━━ Records for the exercise ━━
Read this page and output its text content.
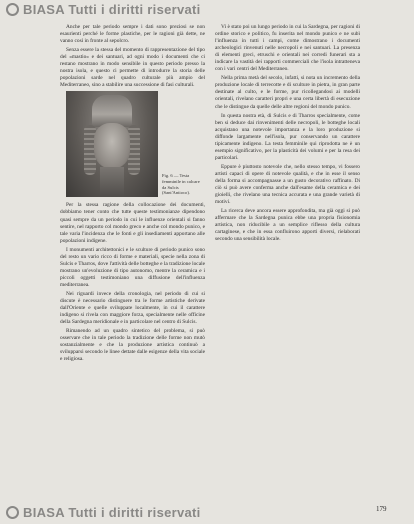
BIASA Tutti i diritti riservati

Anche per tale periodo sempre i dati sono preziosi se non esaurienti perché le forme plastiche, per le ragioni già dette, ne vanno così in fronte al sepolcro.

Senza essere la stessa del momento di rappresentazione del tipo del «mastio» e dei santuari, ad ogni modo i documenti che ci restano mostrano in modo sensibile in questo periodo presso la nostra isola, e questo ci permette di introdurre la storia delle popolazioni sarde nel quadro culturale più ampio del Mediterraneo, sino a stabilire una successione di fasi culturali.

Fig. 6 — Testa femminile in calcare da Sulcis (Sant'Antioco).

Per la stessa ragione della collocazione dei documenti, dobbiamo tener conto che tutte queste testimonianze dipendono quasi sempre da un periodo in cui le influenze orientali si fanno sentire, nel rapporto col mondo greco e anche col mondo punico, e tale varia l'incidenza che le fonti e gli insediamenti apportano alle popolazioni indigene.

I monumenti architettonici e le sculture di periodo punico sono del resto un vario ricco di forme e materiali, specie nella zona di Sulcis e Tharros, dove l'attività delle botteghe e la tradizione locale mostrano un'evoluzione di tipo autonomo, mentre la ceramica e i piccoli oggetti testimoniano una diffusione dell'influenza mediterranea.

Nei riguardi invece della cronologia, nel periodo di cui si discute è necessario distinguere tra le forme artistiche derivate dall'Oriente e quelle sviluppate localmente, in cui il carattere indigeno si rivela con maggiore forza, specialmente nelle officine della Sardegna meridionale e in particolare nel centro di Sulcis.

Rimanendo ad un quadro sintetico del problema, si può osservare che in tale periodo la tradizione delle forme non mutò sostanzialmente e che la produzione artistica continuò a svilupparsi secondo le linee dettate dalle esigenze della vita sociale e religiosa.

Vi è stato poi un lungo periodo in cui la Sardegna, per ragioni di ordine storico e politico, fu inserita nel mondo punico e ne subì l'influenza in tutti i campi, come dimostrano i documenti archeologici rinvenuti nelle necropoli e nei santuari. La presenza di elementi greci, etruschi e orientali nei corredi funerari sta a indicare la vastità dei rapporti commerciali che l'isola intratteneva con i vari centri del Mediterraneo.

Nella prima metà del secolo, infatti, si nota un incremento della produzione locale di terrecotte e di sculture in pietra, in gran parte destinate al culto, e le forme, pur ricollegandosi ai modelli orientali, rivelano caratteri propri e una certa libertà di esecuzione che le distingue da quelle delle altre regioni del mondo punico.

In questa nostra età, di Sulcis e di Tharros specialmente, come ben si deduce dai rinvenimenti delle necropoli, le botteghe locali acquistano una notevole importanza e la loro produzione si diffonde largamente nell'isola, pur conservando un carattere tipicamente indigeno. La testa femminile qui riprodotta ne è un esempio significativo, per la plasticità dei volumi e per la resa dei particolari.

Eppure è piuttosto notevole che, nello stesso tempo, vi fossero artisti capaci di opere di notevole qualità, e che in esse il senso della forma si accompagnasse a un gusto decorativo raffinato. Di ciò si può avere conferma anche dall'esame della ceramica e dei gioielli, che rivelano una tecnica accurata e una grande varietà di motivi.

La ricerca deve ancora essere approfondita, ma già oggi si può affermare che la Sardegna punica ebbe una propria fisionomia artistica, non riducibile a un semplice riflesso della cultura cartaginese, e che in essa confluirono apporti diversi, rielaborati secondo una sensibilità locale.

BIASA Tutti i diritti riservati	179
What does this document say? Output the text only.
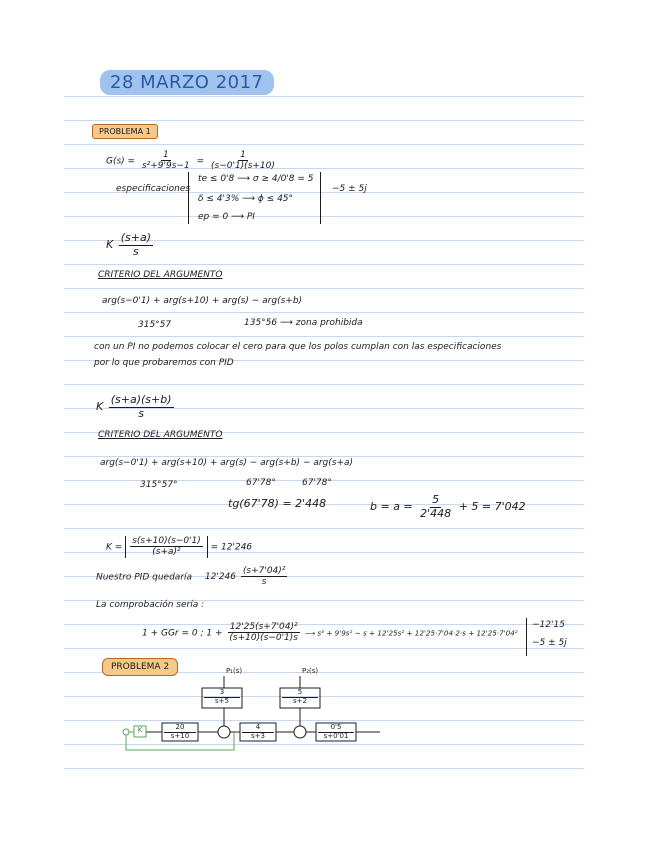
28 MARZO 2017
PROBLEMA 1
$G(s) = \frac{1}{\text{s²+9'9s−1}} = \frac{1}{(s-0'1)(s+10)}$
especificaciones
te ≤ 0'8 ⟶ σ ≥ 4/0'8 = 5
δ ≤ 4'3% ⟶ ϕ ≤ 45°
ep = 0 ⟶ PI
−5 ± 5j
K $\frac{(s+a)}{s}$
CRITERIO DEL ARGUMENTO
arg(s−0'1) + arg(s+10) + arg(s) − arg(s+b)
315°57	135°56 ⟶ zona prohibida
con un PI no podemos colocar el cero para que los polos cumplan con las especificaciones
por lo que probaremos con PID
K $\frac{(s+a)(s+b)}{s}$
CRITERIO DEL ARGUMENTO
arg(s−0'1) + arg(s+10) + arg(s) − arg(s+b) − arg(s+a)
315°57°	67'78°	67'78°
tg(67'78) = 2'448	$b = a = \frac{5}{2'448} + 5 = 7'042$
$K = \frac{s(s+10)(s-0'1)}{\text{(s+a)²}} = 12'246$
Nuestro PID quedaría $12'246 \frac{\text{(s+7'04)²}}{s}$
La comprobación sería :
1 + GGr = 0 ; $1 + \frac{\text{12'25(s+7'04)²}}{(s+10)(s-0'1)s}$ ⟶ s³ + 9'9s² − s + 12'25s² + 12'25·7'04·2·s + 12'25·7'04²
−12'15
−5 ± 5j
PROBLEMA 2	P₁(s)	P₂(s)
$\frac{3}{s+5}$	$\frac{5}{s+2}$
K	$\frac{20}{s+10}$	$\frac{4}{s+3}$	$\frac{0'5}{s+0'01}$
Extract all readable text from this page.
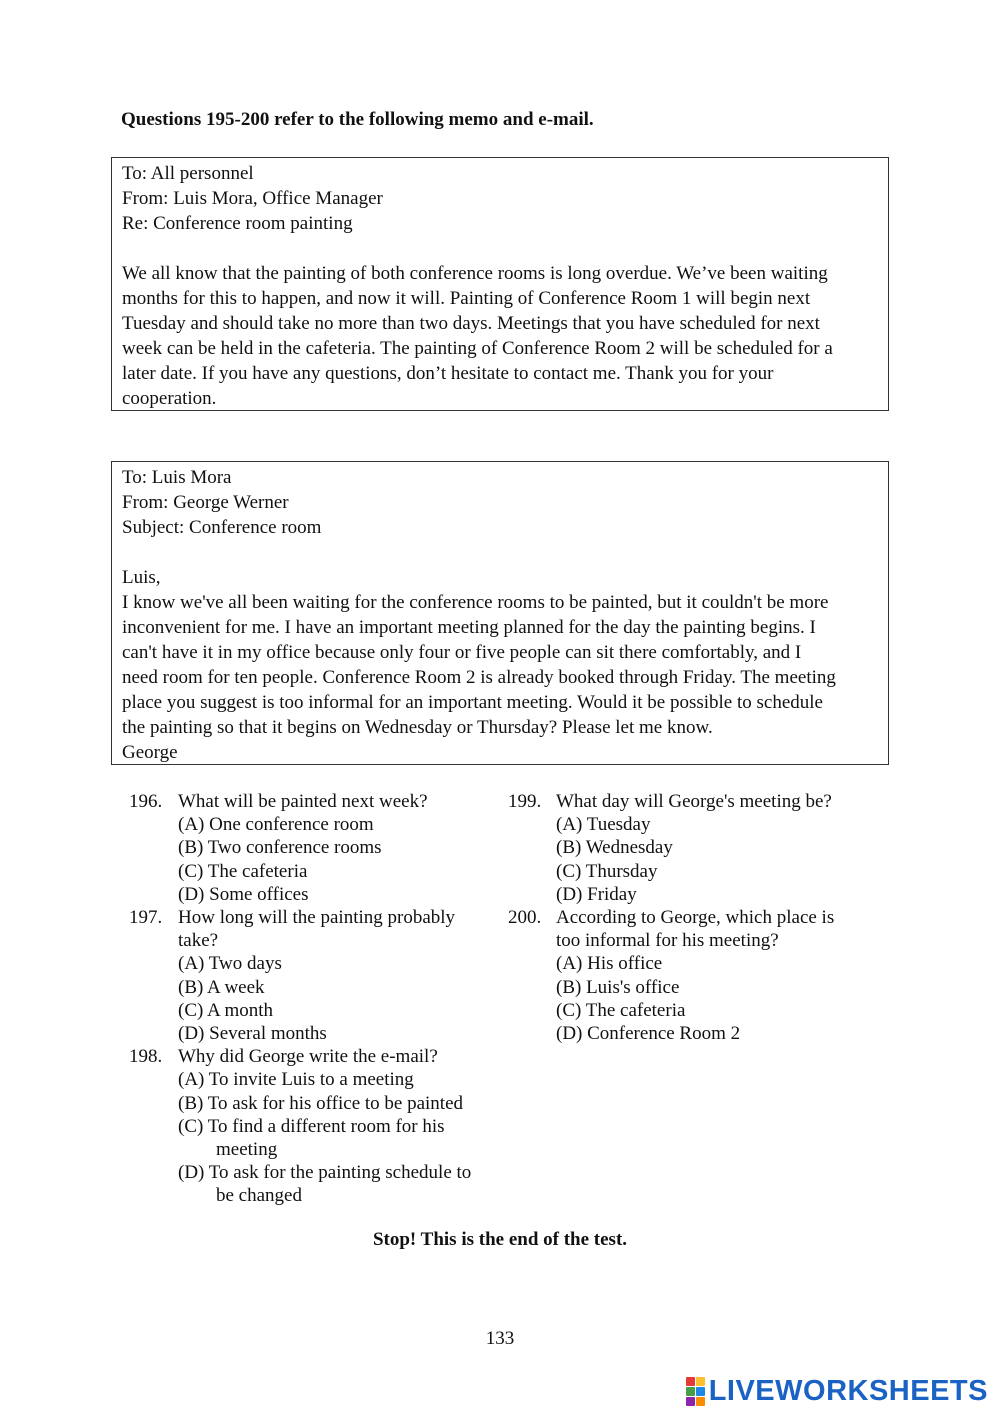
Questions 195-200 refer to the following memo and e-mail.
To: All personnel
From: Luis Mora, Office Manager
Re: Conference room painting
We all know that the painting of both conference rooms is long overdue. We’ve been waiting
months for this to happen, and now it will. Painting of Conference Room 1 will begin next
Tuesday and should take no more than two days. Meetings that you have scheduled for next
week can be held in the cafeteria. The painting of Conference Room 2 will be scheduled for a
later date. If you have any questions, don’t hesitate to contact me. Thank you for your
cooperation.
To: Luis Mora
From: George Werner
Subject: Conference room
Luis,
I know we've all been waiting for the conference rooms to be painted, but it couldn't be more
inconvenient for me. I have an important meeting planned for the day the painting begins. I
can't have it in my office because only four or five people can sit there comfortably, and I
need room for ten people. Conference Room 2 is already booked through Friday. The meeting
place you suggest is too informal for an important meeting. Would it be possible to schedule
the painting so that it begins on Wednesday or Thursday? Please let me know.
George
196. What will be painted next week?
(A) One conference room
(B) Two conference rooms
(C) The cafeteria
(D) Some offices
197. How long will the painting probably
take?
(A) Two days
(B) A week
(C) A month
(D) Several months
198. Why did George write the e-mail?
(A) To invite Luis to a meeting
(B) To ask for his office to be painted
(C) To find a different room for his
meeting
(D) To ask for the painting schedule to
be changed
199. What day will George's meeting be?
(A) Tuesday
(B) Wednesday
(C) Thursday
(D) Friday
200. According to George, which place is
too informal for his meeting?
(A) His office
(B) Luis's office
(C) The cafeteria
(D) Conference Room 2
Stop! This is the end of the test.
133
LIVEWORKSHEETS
━━━
▶ _Problem description_: Leave out the pictures and copy everything else in the records word for word.

▶ _Full solution_:
Read this page and output its text content.
BIASA Tutti i diritti riservati

Anche per tale periodo sempre i dati sono preziosi se non esaurienti perché le forme plastiche, per le ragioni già dette, ne vanno così in fronte al sepolcro.

Senza essere la stessa del momento di rappresentazione del tipo del «mastio» e dei santuari, ad ogni modo i documenti che ci restano mostrano in modo sensibile in questo periodo presso la nostra isola, e questo ci permette di introdurre la storia delle popolazioni sarde nel quadro culturale più ampio del Mediterraneo, sino a stabilire una successione di fasi culturali.

Fig. 6 — Testa femminile in calcare da Sulcis (Sant'Antioco).

Per la stessa ragione della collocazione dei documenti, dobbiamo tener conto che tutte queste testimonianze dipendono quasi sempre da un periodo in cui le influenze orientali si fanno sentire, nel rapporto col mondo greco e anche col mondo punico, e tale varia l'incidenza che le fonti e gli insediamenti apportano alle popolazioni indigene.

I monumenti architettonici e le sculture di periodo punico sono del resto un vario ricco di forme e materiali, specie nella zona di Sulcis e Tharros, dove l'attività delle botteghe e la tradizione locale mostrano un'evoluzione di tipo autonomo, mentre la ceramica e i piccoli oggetti testimoniano una diffusione dell'influenza mediterranea.

Nei riguardi invece della cronologia, nel periodo di cui si discute è necessario distinguere tra le forme artistiche derivate dall'Oriente e quelle sviluppate localmente, in cui il carattere indigeno si rivela con maggiore forza, specialmente nelle officine della Sardegna meridionale e in particolare nel centro di Sulcis.

Rimanendo ad un quadro sintetico del problema, si può osservare che in tale periodo la tradizione delle forme non mutò sostanzialmente e che la produzione artistica continuò a svilupparsi secondo le linee dettate dalle esigenze della vita sociale e religiosa.

Vi è stato poi un lungo periodo in cui la Sardegna, per ragioni di ordine storico e politico, fu inserita nel mondo punico e ne subì l'influenza in tutti i campi, come dimostrano i documenti archeologici rinvenuti nelle necropoli e nei santuari. La presenza di elementi greci, etruschi e orientali nei corredi funerari sta a indicare la vastità dei rapporti commerciali che l'isola intratteneva con i vari centri del Mediterraneo.

Nella prima metà del secolo, infatti, si nota un incremento della produzione locale di terrecotte e di sculture in pietra, in gran parte destinate al culto, e le forme, pur ricollegandosi ai modelli orientali, rivelano caratteri propri e una certa libertà di esecuzione che le distingue da quelle delle altre regioni del mondo punico.

In questa nostra età, di Sulcis e di Tharros specialmente, come ben si deduce dai rinvenimenti delle necropoli, le botteghe locali acquistano una notevole importanza e la loro produzione si diffonde largamente nell'isola, pur conservando un carattere tipicamente indigeno. La testa femminile qui riprodotta ne è un esempio significativo, per la plasticità dei volumi e per la resa dei particolari.

Eppure è piuttosto notevole che, nello stesso tempo, vi fossero artisti capaci di opere di notevole qualità, e che in esse il senso della forma si accompagnasse a un gusto decorativo raffinato. Di ciò si può avere conferma anche dall'esame della ceramica e dei gioielli, che rivelano una tecnica accurata e una grande varietà di motivi.

La ricerca deve ancora essere approfondita, ma già oggi si può affermare che la Sardegna punica ebbe una propria fisionomia artistica, non riducibile a un semplice riflesso della cultura cartaginese, e che in essa confluirono apporti diversi, rielaborati secondo una sensibilità locale.

BIASA Tutti i diritti riservati	179
What does this document say? Output the text only.
28 MARZO 2017
PROBLEMA 1
$G(s) = \frac{1}{\text{s²+9'9s−1}} = \frac{1}{(s-0'1)(s+10)}$
especificaciones
te ≤ 0'8 ⟶ σ ≥ 4/0'8 = 5
δ ≤ 4'3% ⟶ ϕ ≤ 45°
ep = 0 ⟶ PI
−5 ± 5j
K $\frac{(s+a)}{s}$
CRITERIO DEL ARGUMENTO
arg(s−0'1) + arg(s+10) + arg(s) − arg(s+b)
315°57	135°56 ⟶ zona prohibida
con un PI no podemos colocar el cero para que los polos cumplan con las especificaciones
por lo que probaremos con PID
K $\frac{(s+a)(s+b)}{s}$
CRITERIO DEL ARGUMENTO
arg(s−0'1) + arg(s+10) + arg(s) − arg(s+b) − arg(s+a)
315°57°	67'78°	67'78°
tg(67'78) = 2'448	$b = a = \frac{5}{2'448} + 5 = 7'042$
$K = \frac{s(s+10)(s-0'1)}{\text{(s+a)²}} = 12'246$
Nuestro PID quedaría $12'246 \frac{\text{(s+7'04)²}}{s}$
La comprobación sería :
1 + GGr = 0 ; $1 + \frac{\text{12'25(s+7'04)²}}{(s+10)(s-0'1)s}$ ⟶ s³ + 9'9s² − s + 12'25s² + 12'25·7'04·2·s + 12'25·7'04²
−12'15
−5 ± 5j
PROBLEMA 2	P₁(s)	P₂(s)
$\frac{3}{s+5}$	$\frac{5}{s+2}$
K	$\frac{20}{s+10}$	$\frac{4}{s+3}$	$\frac{0'5}{s+0'01}$
Extract all readable text from this page.
Questions 195-200 refer to the following memo and e-mail.
To: All personnel
From: Luis Mora, Office Manager
Re: Conference room painting
We all know that the painting of both conference rooms is long overdue. We’ve been waiting
months for this to happen, and now it will. Painting of Conference Room 1 will begin next
Tuesday and should take no more than two days. Meetings that you have scheduled for next
week can be held in the cafeteria. The painting of Conference Room 2 will be scheduled for a
later date. If you have any questions, don’t hesitate to contact me. Thank you for your
cooperation.
To: Luis Mora
From: George Werner
Subject: Conference room
Luis,
I know we've all been waiting for the conference rooms to be painted, but it couldn't be more
inconvenient for me. I have an important meeting planned for the day the painting begins. I
can't have it in my office because only four or five people can sit there comfortably, and I
need room for ten people. Conference Room 2 is already booked through Friday. The meeting
place you suggest is too informal for an important meeting. Would it be possible to schedule
the painting so that it begins on Wednesday or Thursday? Please let me know.
George
196. What will be painted next week?
(A) One conference room
(B) Two conference rooms
(C) The cafeteria
(D) Some offices
197. How long will the painting probably
take?
(A) Two days
(B) A week
(C) A month
(D) Several months
198. Why did George write the e-mail?
(A) To invite Luis to a meeting
(B) To ask for his office to be painted
(C) To find a different room for his
meeting
(D) To ask for the painting schedule to
be changed
199. What day will George's meeting be?
(A) Tuesday
(B) Wednesday
(C) Thursday
(D) Friday
200. According to George, which place is
too informal for his meeting?
(A) His office
(B) Luis's office
(C) The cafeteria
(D) Conference Room 2
Stop! This is the end of the test.
133
LIVEWORKSHEETS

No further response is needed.